> _CHALLENGE_
Pull out every line in the data that has the string "title" in it.

> _SUPPLIED RECORDS_
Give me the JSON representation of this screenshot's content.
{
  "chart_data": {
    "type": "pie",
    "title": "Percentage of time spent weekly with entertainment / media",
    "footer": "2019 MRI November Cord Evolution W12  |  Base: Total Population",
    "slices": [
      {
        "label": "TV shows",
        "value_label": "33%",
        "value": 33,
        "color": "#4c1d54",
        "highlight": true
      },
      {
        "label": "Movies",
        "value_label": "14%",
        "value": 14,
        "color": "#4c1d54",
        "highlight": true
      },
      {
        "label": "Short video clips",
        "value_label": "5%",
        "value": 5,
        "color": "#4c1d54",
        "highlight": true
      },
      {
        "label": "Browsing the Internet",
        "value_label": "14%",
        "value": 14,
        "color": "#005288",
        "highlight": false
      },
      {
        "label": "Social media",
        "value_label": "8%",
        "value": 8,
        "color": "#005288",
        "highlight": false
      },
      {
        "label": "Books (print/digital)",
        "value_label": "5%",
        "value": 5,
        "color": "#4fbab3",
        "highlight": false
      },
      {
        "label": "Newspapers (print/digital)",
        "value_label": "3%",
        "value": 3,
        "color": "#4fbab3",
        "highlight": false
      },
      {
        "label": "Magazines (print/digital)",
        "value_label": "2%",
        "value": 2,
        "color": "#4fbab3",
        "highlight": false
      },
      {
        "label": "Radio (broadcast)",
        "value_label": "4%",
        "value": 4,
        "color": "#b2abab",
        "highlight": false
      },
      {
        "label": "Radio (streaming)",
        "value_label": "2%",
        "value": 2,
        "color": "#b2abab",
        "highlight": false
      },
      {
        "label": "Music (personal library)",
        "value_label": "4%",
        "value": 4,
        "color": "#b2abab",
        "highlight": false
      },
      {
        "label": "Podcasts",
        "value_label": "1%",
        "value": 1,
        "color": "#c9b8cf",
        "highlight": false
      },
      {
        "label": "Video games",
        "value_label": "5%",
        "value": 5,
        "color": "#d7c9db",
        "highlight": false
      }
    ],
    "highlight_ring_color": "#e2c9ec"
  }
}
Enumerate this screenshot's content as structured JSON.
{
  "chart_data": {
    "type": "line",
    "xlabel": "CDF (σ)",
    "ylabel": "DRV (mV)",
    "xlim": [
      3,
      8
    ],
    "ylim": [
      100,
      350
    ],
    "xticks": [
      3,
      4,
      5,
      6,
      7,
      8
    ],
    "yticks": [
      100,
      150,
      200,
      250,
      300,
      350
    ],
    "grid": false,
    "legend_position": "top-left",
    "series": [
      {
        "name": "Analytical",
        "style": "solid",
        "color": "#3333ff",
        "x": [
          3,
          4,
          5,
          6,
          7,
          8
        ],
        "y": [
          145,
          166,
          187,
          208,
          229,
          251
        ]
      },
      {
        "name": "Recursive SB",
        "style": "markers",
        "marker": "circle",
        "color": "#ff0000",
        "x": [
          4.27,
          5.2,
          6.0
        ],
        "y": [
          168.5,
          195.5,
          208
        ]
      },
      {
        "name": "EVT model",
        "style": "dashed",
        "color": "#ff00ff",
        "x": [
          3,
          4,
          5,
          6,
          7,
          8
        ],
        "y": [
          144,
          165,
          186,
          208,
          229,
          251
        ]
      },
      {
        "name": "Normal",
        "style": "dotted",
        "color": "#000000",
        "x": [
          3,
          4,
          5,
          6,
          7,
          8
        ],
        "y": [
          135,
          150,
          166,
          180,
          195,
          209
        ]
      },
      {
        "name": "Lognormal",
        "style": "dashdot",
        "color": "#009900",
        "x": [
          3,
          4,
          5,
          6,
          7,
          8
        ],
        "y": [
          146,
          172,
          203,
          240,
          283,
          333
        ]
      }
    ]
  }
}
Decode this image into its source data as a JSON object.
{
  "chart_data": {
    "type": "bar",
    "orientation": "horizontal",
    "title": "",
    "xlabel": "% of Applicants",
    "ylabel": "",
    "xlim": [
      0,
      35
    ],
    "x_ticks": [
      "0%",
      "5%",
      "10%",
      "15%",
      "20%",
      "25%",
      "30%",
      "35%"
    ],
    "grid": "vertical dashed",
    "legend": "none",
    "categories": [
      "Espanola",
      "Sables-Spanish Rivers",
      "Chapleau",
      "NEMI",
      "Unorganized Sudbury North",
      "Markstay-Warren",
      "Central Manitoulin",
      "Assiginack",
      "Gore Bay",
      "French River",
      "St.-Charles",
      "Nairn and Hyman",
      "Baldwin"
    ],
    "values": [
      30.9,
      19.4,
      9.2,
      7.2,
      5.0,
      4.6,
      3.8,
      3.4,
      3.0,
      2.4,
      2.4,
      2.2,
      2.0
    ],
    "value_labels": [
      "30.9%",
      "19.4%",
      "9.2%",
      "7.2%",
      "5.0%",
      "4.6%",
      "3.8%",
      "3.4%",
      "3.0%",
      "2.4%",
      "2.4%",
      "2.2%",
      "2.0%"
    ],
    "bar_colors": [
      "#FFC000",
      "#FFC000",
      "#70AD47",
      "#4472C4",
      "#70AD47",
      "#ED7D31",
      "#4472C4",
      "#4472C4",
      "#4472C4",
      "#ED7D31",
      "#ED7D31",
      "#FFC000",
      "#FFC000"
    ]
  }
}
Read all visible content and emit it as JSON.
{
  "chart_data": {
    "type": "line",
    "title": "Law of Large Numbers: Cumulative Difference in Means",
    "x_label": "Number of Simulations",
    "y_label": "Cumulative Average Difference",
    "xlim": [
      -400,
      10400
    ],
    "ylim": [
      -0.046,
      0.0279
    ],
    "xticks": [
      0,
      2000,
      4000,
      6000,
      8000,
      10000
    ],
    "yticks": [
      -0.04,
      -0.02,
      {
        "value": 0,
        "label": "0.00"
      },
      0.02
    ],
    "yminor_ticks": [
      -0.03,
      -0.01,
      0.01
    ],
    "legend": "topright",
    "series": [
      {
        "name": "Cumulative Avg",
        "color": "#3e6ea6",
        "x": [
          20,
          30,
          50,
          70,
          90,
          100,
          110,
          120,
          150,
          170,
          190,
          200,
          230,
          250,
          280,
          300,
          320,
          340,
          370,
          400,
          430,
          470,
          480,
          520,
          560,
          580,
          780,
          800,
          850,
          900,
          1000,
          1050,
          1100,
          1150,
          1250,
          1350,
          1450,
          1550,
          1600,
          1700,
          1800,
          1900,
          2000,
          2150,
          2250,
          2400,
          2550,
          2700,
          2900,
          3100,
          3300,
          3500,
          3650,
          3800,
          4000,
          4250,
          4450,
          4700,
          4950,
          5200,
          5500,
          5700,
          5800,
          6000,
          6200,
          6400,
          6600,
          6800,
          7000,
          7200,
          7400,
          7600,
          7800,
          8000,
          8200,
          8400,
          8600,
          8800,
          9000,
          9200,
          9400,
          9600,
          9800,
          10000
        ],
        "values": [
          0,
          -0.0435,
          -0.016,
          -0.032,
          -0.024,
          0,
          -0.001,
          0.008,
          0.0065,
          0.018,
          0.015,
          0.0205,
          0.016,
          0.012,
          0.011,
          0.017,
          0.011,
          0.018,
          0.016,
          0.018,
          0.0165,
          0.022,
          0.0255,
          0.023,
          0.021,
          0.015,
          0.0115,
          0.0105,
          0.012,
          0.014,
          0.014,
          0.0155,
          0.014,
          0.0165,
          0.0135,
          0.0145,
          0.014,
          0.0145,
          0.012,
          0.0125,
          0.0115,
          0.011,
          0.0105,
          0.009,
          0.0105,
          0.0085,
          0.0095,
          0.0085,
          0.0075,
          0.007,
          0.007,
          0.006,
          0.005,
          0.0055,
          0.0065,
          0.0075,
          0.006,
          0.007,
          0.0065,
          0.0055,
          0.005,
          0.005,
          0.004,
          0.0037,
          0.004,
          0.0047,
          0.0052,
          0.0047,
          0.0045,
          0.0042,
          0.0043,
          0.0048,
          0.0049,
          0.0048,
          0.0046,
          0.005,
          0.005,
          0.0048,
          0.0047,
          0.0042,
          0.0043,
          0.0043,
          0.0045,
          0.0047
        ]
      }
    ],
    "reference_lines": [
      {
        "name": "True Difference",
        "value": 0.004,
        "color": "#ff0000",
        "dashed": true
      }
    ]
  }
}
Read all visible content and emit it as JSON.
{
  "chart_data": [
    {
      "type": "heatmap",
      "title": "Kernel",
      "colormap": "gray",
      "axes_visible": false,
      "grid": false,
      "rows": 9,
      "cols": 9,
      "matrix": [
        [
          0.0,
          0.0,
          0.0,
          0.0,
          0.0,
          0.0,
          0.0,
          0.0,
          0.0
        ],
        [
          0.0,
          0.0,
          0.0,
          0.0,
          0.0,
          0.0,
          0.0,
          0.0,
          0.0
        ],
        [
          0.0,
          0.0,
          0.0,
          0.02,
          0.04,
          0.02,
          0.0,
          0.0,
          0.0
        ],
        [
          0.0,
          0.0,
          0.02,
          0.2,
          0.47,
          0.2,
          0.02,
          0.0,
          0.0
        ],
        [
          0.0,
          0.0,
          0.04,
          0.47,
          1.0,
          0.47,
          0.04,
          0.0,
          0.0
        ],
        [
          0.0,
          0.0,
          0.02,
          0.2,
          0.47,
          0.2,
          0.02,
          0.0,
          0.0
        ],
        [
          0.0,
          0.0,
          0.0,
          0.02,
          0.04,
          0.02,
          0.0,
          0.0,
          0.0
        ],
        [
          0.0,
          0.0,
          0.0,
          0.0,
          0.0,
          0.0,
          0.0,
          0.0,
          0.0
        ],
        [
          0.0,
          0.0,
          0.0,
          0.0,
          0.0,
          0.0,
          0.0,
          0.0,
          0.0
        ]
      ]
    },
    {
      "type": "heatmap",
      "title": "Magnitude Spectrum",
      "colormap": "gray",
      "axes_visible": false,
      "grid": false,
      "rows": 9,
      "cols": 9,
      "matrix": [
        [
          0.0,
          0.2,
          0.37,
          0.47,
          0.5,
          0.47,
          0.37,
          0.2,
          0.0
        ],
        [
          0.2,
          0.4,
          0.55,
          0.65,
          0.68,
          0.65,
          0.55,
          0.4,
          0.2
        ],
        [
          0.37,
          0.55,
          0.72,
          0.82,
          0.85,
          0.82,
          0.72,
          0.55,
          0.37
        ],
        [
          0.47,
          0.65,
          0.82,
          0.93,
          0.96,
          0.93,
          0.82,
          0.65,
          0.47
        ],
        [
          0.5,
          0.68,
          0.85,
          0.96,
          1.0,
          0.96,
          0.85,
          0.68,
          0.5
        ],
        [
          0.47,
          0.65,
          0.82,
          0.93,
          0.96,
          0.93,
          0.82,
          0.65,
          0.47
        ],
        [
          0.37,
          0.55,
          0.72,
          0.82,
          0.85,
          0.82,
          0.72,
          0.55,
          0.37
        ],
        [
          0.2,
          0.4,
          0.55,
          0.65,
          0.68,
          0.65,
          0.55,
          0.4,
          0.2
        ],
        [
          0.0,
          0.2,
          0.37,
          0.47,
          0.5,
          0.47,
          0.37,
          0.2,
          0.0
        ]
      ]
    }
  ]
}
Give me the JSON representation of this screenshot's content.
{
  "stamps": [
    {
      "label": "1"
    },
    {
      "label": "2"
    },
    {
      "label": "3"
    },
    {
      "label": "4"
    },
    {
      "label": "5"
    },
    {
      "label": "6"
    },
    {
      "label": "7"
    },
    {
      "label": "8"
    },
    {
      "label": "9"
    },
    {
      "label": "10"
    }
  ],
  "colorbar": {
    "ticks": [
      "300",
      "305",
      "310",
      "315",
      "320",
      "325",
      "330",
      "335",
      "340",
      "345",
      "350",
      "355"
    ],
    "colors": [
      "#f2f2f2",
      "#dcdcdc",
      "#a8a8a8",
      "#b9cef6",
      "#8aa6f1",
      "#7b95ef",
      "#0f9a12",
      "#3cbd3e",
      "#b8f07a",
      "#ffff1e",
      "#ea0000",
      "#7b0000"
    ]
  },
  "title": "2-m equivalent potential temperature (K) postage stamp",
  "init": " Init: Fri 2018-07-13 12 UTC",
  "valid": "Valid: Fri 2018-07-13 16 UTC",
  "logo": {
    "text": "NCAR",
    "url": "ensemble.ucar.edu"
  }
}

> _THE RESULT_
    "title": "Percentage of time spent weekly with entertainment / media",
    "title": "",
    "title": "Law of Large Numbers: Cumulative Difference in Means",
      "title": "Kernel",
      "title": "Magnitude Spectrum",
  "title": "2-m equivalent potential temperature (K) postage stamp",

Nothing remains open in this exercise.